Objective
Determine the count of lines holding the string "BINANCE". Return only the number.

[Begin Information provided]

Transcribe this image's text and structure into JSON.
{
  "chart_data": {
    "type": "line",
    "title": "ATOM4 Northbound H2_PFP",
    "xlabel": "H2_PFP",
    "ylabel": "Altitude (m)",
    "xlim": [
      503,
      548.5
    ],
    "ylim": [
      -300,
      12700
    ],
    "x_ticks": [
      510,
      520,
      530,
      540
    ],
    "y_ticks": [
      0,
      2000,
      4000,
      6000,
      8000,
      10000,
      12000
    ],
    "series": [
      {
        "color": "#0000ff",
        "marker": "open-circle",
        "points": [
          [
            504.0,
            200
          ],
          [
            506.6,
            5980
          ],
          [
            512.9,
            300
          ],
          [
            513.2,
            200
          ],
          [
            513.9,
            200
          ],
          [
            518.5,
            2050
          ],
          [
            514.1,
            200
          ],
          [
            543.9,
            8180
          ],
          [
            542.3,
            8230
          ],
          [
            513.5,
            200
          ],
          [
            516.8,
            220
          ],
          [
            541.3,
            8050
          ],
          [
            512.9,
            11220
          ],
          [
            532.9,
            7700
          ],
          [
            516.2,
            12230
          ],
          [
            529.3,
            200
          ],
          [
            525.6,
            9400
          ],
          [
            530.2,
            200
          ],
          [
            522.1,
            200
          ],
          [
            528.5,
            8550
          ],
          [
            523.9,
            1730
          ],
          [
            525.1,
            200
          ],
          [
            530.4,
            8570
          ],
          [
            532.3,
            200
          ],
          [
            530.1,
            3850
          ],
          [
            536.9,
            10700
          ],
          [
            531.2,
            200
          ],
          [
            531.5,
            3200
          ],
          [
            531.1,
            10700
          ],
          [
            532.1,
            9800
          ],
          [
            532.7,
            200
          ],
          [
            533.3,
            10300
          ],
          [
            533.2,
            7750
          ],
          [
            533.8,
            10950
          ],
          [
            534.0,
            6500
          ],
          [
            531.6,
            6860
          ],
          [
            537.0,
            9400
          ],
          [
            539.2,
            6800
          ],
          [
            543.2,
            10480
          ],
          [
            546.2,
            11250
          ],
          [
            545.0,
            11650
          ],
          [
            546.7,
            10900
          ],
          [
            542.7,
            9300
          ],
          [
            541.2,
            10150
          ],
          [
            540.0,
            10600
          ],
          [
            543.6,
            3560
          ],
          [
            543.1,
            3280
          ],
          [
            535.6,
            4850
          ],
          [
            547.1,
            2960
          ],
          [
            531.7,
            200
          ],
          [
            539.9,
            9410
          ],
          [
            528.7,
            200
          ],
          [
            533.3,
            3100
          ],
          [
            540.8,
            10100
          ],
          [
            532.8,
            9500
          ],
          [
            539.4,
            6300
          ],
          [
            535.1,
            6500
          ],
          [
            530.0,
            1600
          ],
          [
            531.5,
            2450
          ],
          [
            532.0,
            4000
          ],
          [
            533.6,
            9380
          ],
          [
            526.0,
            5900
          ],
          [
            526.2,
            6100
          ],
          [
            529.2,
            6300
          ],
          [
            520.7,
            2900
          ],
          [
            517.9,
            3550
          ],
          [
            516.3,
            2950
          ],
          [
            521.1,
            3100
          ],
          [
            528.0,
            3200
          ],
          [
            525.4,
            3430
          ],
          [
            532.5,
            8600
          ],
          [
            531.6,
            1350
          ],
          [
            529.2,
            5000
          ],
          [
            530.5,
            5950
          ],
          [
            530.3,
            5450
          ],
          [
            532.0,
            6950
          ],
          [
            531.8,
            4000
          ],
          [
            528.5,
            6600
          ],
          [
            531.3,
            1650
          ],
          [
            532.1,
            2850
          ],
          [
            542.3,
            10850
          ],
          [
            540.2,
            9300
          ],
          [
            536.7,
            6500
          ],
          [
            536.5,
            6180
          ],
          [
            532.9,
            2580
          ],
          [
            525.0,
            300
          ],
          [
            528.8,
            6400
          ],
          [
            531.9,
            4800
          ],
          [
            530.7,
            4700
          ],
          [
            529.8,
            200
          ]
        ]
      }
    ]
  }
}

[End Information provided]
[Begin Information provided]

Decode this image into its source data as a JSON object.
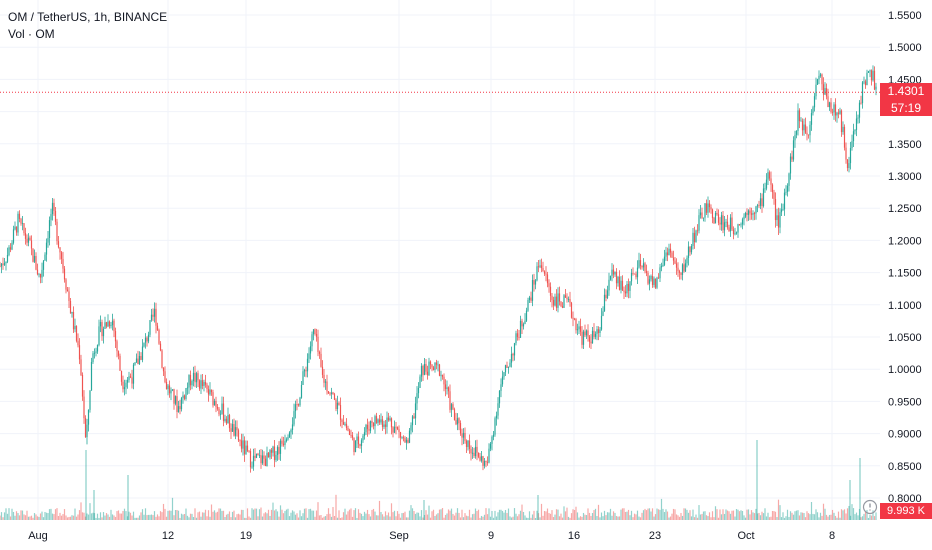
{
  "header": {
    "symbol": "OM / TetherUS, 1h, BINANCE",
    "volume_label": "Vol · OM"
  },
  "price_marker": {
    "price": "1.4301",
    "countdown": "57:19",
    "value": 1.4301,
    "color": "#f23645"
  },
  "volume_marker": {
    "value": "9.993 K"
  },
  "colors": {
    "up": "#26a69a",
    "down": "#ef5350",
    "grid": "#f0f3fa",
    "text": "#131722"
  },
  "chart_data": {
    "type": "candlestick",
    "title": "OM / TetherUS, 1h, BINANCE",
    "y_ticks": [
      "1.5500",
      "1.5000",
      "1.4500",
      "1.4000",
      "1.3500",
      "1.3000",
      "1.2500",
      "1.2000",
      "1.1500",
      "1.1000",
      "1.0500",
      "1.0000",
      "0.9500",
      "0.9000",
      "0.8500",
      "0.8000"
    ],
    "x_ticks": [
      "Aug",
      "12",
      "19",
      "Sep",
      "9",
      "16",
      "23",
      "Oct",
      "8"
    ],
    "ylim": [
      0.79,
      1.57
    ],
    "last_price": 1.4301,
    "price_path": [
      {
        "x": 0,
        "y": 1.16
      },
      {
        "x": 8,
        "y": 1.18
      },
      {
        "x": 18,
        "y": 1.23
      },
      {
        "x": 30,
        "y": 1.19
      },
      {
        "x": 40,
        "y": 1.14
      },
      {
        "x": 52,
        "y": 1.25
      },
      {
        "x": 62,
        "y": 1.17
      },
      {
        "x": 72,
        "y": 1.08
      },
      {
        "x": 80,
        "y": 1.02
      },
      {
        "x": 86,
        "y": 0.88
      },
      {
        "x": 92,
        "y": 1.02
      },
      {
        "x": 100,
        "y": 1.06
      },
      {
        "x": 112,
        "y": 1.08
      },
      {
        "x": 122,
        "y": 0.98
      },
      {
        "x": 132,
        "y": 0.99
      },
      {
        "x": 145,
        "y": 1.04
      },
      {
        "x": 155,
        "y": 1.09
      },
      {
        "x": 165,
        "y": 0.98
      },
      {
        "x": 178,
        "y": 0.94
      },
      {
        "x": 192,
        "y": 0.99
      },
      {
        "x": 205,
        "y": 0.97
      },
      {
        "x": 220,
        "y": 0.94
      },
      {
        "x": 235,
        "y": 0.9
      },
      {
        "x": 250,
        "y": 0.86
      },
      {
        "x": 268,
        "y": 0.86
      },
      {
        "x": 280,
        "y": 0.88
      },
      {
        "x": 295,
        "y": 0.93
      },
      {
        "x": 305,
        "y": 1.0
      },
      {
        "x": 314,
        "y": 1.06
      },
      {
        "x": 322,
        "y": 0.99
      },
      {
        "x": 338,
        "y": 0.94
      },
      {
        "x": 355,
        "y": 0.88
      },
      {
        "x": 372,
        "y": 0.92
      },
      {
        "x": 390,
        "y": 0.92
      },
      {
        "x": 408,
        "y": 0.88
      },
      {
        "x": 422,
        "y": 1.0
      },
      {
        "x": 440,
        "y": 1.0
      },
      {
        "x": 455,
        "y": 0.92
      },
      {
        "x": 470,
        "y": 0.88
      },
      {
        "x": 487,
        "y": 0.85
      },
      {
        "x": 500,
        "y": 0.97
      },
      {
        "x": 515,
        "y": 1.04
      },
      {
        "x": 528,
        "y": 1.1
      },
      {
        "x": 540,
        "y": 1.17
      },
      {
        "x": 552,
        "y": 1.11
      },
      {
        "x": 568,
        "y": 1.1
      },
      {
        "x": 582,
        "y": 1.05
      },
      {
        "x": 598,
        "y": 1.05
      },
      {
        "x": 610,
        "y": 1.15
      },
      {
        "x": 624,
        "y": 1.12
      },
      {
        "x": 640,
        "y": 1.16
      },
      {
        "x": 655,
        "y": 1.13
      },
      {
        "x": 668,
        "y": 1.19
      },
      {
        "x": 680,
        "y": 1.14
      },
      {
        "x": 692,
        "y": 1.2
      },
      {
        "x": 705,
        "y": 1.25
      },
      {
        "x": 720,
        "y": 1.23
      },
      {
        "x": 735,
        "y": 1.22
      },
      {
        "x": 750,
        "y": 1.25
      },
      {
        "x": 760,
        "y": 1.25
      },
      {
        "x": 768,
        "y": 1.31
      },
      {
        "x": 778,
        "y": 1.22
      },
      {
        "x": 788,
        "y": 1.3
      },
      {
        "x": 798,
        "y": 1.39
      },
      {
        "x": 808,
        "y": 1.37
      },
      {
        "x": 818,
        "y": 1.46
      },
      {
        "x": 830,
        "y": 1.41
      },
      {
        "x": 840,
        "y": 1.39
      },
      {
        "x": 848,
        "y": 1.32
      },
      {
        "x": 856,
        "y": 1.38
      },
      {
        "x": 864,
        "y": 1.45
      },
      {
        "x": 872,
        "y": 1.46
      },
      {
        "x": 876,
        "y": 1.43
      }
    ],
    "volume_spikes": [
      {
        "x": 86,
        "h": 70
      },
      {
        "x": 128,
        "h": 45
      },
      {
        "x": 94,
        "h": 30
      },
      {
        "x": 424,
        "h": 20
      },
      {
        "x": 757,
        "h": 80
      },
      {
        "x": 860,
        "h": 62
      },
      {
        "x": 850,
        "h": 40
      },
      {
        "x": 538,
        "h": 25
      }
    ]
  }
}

[End Information provided]

Solution below
2